* _REQUIREMENT A_
In the Forest Castle notes, rewrite the stretch from "Their nexus is" through "them into trees." with "scarm" renamed to "war-drifter".
* _REQUIREMENT B_
According to the Forest Castle notes, how many plazas did Gafferdy used to have?
* _REQUIREMENT C_
Carry the Forest Castle notes on from their last sentence.

* _TEXT EXTRACT_
++++

I now hate everything I wrote about the Moon City. I'm going to scrap the whole thing and start over. I need to make the city more boring, more focused on the Moon King, and work on making the NPCs more interesting (rather than the city's districts).
Certain parts will be frankensteined elsewhere.
What This Is
I'm trying to generate content for the Forest Castle and the surrounding area. I'm constantly rewriting stuff, so expect things to stay in a state of flux for some time.
Normally, I wouldn't publish such early stuff in a blog post, but maybe it'll be useful to see how I do things. (Basically, come up with a heap of ideas first, and then postpone stitching them together for as long as possible.)
Still trying to decide on names. Current favorites:
Moon City = Casmir. Sounds like a font, which I like. Other options are cheesy shit like Maluna (but this is Zelda, not Shakespeare, so I might go for cheesy).
Fallen City = Gafferdy. The location of the Forest Castle. This place was destroyed by Siege Castle.
|at the Gardens of Bomarzo|
Getting to Gafferdy
Probably easy. Overgrown road. Ivy-covered mile markers tell the distance from Gafferdy (since Gafferdy was once the largest city-state of the region until the Moon King destroyed it).
Forest dungeon is a good first dungeon. Players are introduced to a little bit of history, shown examples of the Moon King's strange cruelty, and lots of foreshadowing for the Siege Castle.
The Siege Pit
After the Siege Castle walked to Gafferdy, it stopped a short distance away squatted onto the farmland beneath it. While its limbs were bombarding the city of Gafferdy, its ass was busy shitting out siege tunnels while turning the excavated earth into projectiles.
The city has fallen and the Siege Castle has moved on, but the tunnels still remain.
Their nexus is the Siege Pit. It looks a lot like a small, shitty strip mine. A pool of poisonous brown water at the bottom. Tunnel mouths gape over the pit. Most of them are collapsed.
This is a microdungeon, I guess.
A scarm is just a flying scimitar, except its a much larger category that includes all tools of war, not just things that are weapons. (The Siege Castle is full of them.)
HD 5 AC chain Weapon 1d6
Fly as human Int 2 Mor 18
*Double damage from bludgeoning.
*Cannot fly more than 10' from the ground. More of a hover, really.
The Fallen City of Gafferdy
After he conquered it, the Moon King decided to punish the filthy tree-worshippers in the most appropriate way possible--he turned them into trees.
So it's a fallen city--a huge ruined pile. Roofs have collapsed and roads have split open. The aquaducts have toppled and now streams run through the streets. Coyotes slink out of tilted doorframes. The buildings are covered with thick tufts of grasses and wildflowers growing from between the bricks.
And everywhere: the trees!
Picture the bodies in Pompeii, except trees. Clustered together indoors, hugging each other. Sagging against a wall, pierced by a sword. Cowering in corners. Lined up in the town square, kneeling in surrender.
They've all be reduced to wood, with the crown of their head forming the bulk of the new growth of the tree. You have to use a little imagination to see the human shape inside the tree, but not much.
The trees all show emotion. Some are afraid. Some are angry. Most are hopeless.
The Elder Trees
Gafferdy used to have four plazas. In the center of each plaza is an ancient tree. These are the things that they worshipped.
The Moon King ordered them all to be chopped down, uprooted, and burnt. The first of the elder trees was destroyed in this way, but they could never locate the other three. You'd think that it would be easy, since each was located in a large plaza, but nope.

++++

* _DATASET EXCERPT_
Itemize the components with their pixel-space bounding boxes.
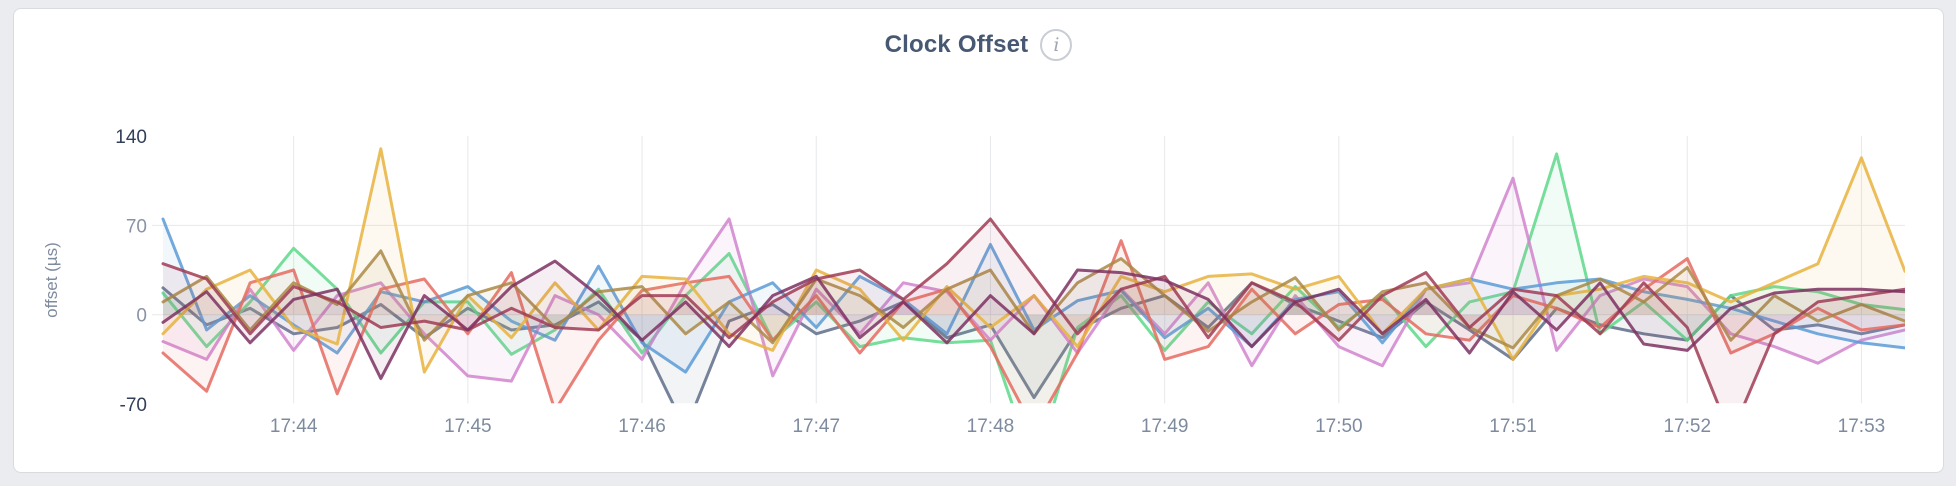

++++

* _WRITTEN RESPONSE A_
Their nexus is the Siege Pit. It looks a lot like a small, shitty strip mine. A pool of poisonous brown water at the bottom. Tunnel mouths gape over the pit. Most of them are collapsed.
This is a microdungeon, I guess.
A war-drifter is just a flying scimitar, except its a much larger category that includes all tools of war, not just things that are weapons. (The Siege Castle is full of them.)
HD 5 AC chain Weapon 1d6
Fly as human Int 2 Mor 18
*Double damage from bludgeoning.
*Cannot fly more than 10' from the ground. More of a hover, really.
The Fallen City of Gafferdy
After he conquered it, the Moon King decided to punish the filthy tree-worshippers in the most appropriate way possible--he turned them into trees.

* _WRITTEN RESPONSE B_
Four.

* _WRITTEN RESPONSE C_
The three surviving elder trees can only be found if you follow their song through the ruins. Let the music be your guide.
However, each tree only sings under certain circumstances.
The West Plaza can be found from the start. This is where the Father Tree was cut down and burnt. If you are undead, or if you can see invisible, then you can hear the Father Tree singing. Disembodied but not voiceless. This will probably tie into the Skeleton castle somehow.
Also located at the West Plaza: Plague House, or possibly the Taffen House.
The East Plaza can be found by following the voice of the Mother Tree. She only sings during weddings. If you want to find the East Plaza, someone needs to get married. (The Plague Spirits would love to do it. Cholera is an ordained priest, and they have a very beautiful garden out back.)
The North Plaza can be found by following the voice of the Sister Tree. She only sings during festivals and dances. Specifically, you need a bonfire and at least 20 people dancing around a maypole. Your best bet is to conscript the Taffens somehow.
The South Plaza can be found by following the voice of the Brother Tree. He only sings when the warriors set out to war, or when they return. He hasn't sang since the fall of Gafferdy. He'll sing if you kill the Forest King, but only once.
There are important things at their locations. Exactly what, I'll decide later. Perhaps Lucky Pig Statues or Professor Vekko or whatever. Maybe they just give you good advice about the upcoming dungeon along with a useful item. I'll figure it out later.
Lucky Pig Statues
Here, and in other places, you will find big stone pig statues with slots in their backs. Put enough coins inside the pig statue, and it will vomit out advice. Or perhaps a little pink, flying pig will appear and if you successfully chase it down, it will lead you to a certain location.
I haven't really figured it out yet, but there's probably going to be 8-16 of these things scattered around the campaign.
When people in Casmir hear that you are going adventuring, they'll tell you to keep an eye out for statues of an old man bearing a lantern, riding a crocodile. That is Othellus, a wisdom spirit who is fond of helping travelers by providing maps.
The statues are always near a body of water.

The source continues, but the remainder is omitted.